(Available data Opens)

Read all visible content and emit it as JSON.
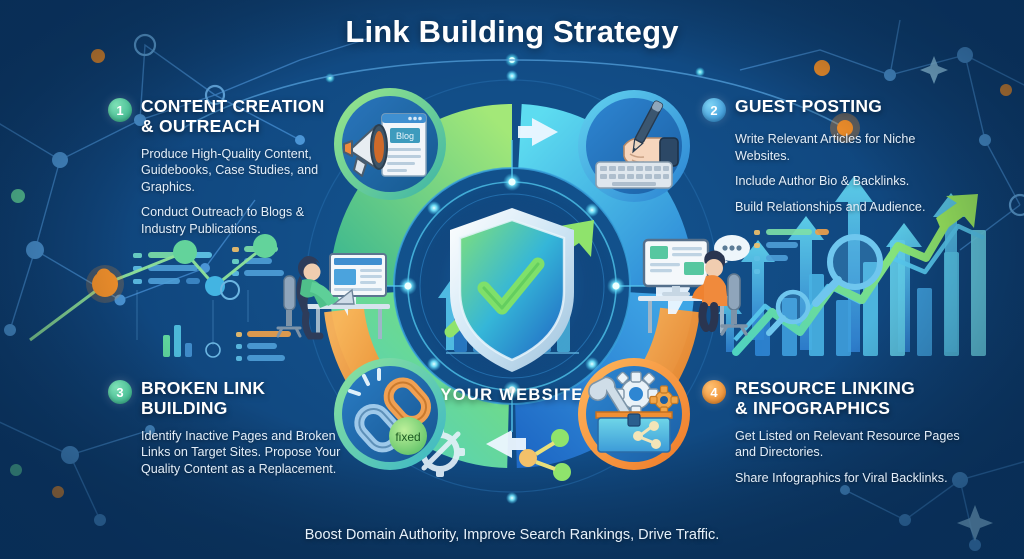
{
  "title": "Link Building Strategy",
  "footer": "Boost Domain Authority, Improve Search Rankings, Drive Traffic.",
  "center": {
    "label": "YOUR WEBSITE",
    "icon": "shield-check-growth-arrow"
  },
  "colors": {
    "background": "#0e4379",
    "badge1": "#3fbf9a",
    "badge2": "#2e9fe0",
    "badge3": "#3fbf9a",
    "badge4": "#f0902c",
    "arc_green": "#74d07a",
    "arc_cyan": "#35b7e8",
    "arc_blue": "#2a7fd4",
    "arc_teal": "#3ec7c4",
    "accent_orange": "#f0902c",
    "title_text": "#ffffff",
    "body_text": "#e3eef9"
  },
  "steps": [
    {
      "number": "1",
      "title": "CONTENT CREATION\n& OUTREACH",
      "title_line1": "CONTENT CREATION",
      "title_line2": "& OUTREACH",
      "paragraphs": [
        "Produce High-Quality Content, Guidebooks, Case Studies, and Graphics.",
        "Conduct Outreach to Blogs & Industry Publications."
      ],
      "icon": "megaphone-blog-icon",
      "badge_color": "#3fbf9a",
      "position": "top-left"
    },
    {
      "number": "2",
      "title": "GUEST POSTING",
      "title_line1": "GUEST POSTING",
      "title_line2": "",
      "paragraphs": [
        "Write Relevant Articles for Niche Websites.",
        "Include Author Bio & Backlinks.",
        "Build Relationships and Audience."
      ],
      "icon": "hand-pen-keyboard-icon",
      "badge_color": "#2e9fe0",
      "position": "top-right"
    },
    {
      "number": "3",
      "title": "BROKEN LINK\nBUILDING",
      "title_line1": "BROKEN LINK",
      "title_line2": "BUILDING",
      "paragraphs": [
        "Identify Inactive Pages and Broken Links on Target Sites. Propose Your Quality Content as a Replacement."
      ],
      "icon": "broken-chain-fixed-icon",
      "icon_badge_text": "fixed",
      "badge_color": "#3fbf9a",
      "position": "bottom-left"
    },
    {
      "number": "4",
      "title": "RESOURCE LINKING\n& INFOGRAPHICS",
      "title_line1": "RESOURCE LINKING",
      "title_line2": "& INFOGRAPHICS",
      "paragraphs": [
        "Get Listed on Relevant Resource Pages and Directories.",
        "Share Infographics for Viral Backlinks."
      ],
      "icon": "toolbox-gears-share-icon",
      "badge_color": "#f0902c",
      "position": "bottom-right"
    }
  ],
  "decorations": {
    "left_graphic": "network-nodes-line-chart",
    "right_graphic": "rising-arrows-magnifier-chart",
    "person_left": "person-at-desk-laptop",
    "person_right": "person-at-desktop-computer-chat"
  }
}
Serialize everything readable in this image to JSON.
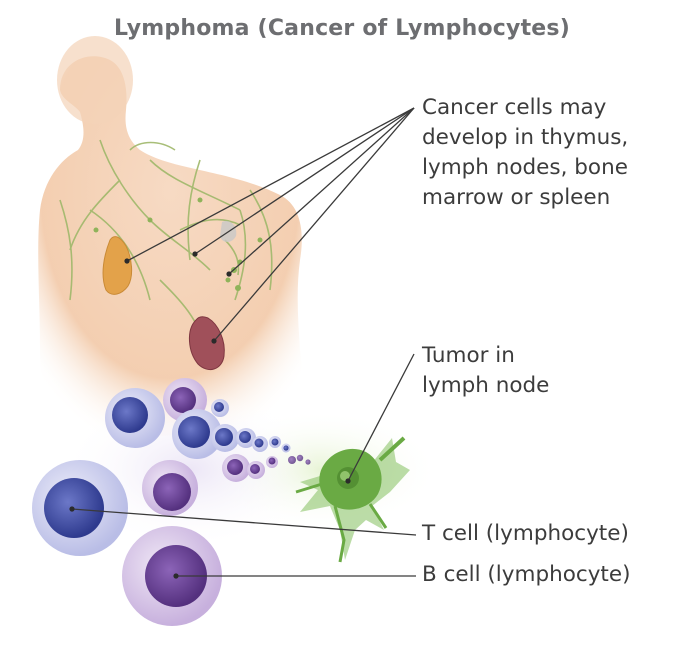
{
  "title": "Lymphoma (Cancer of Lymphocytes)",
  "labels": {
    "cancer_cells": {
      "line1": "Cancer cells may",
      "line2": "develop in thymus,",
      "line3": "lymph nodes, bone",
      "line4": "marrow or spleen"
    },
    "tumor": {
      "line1": "Tumor in",
      "line2": "lymph node"
    },
    "t_cell": "T cell (lymphocyte)",
    "b_cell": "B cell (lymphocyte)"
  },
  "colors": {
    "title": "#6d6e71",
    "label_text": "#3c3c3c",
    "leader_line": "#3a3a3a",
    "skin": "#f2c9a8",
    "lymph_vessels": "#9fb86a",
    "thymus": "#e3a24a",
    "spleen": "#a0505a",
    "t_cell": "#3e4ea8",
    "b_cell": "#6b3f98",
    "tumor": "#6aaa44"
  }
}
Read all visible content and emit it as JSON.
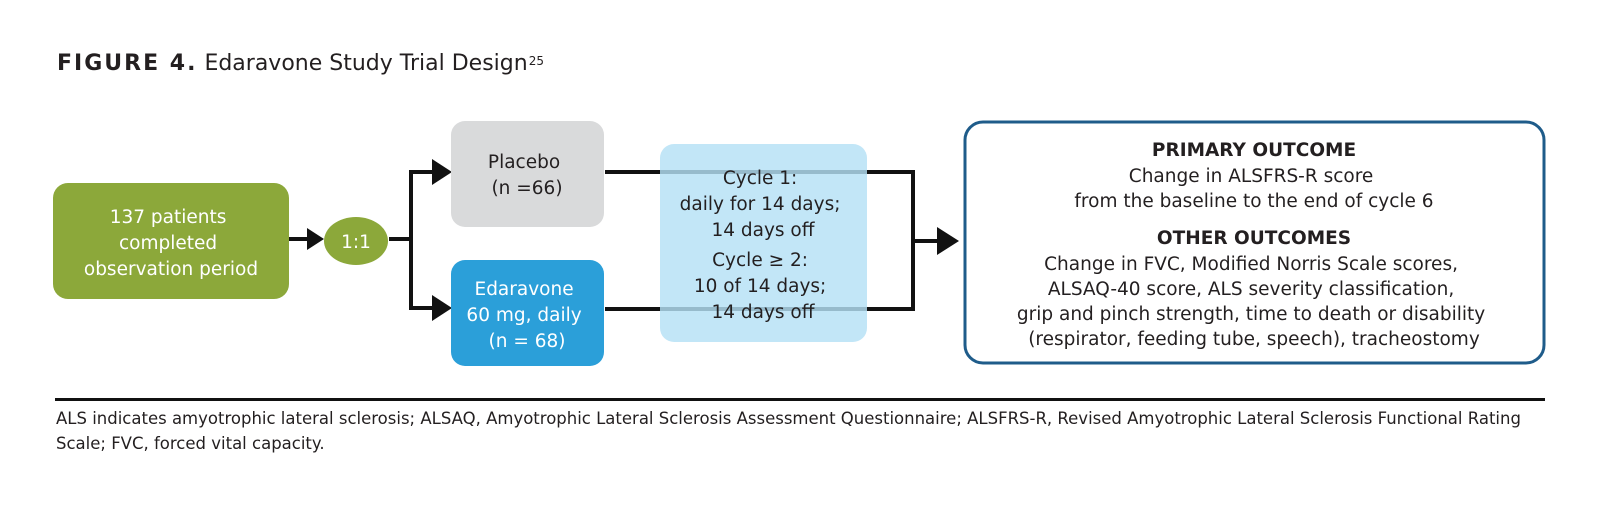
{
  "figure": {
    "label": "FIGURE 4.",
    "title": "Edaravone Study Trial Design",
    "reference": "25"
  },
  "diagram": {
    "patients": {
      "lines": [
        "137 patients",
        "completed",
        "observation period"
      ],
      "color": "#8ca83a"
    },
    "ratio": {
      "label": "1:1",
      "color": "#8ca83a"
    },
    "placebo": {
      "lines": [
        "Placebo",
        "(n =66)"
      ],
      "color": "#d9dadb"
    },
    "edaravone": {
      "lines": [
        "Edaravone",
        "60 mg, daily",
        "(n = 68)"
      ],
      "color": "#2b9fd9"
    },
    "cycles": {
      "cycle1_lines": [
        "Cycle 1:",
        "daily for 14 days;",
        "14 days off"
      ],
      "cycle2_lines": [
        "Cycle ≥ 2:",
        "10 of 14 days;",
        "14 days off"
      ],
      "color": "#b5e1f5"
    },
    "outcomes": {
      "primary_heading": "PRIMARY OUTCOME",
      "primary_lines": [
        "Change in ALSFRS-R score",
        "from the baseline to the end of cycle 6"
      ],
      "other_heading": "OTHER OUTCOMES",
      "other_lines": [
        "Change in FVC, Modified Norris Scale scores,",
        "ALSAQ-40 score, ALS severity classification,",
        "grip and pinch strength, time to death or disability",
        "(respirator, feeding tube, speech), tracheostomy"
      ],
      "border_color": "#1f5c8a"
    }
  },
  "footnote": "ALS indicates amyotrophic lateral sclerosis; ALSAQ, Amyotrophic Lateral Sclerosis Assessment Questionnaire; ALSFRS-R, Revised Amyotrophic Lateral Sclerosis Functional Rating Scale; FVC, forced vital capacity."
}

(Available data Closes)

Using the listing, collect all lines in which the string "ALSFRS" is found.

        "Change in ALSFRS-R score",
  "footnote": "ALS indicates amyotrophic lateral sclerosis; ALSAQ, Amyotrophic Lateral Sclerosis Assessment Questionnaire; ALSFRS-R, Revised Amyotrophic Lateral Sclerosis Functional Rating Scale; FVC, forced vital capacity."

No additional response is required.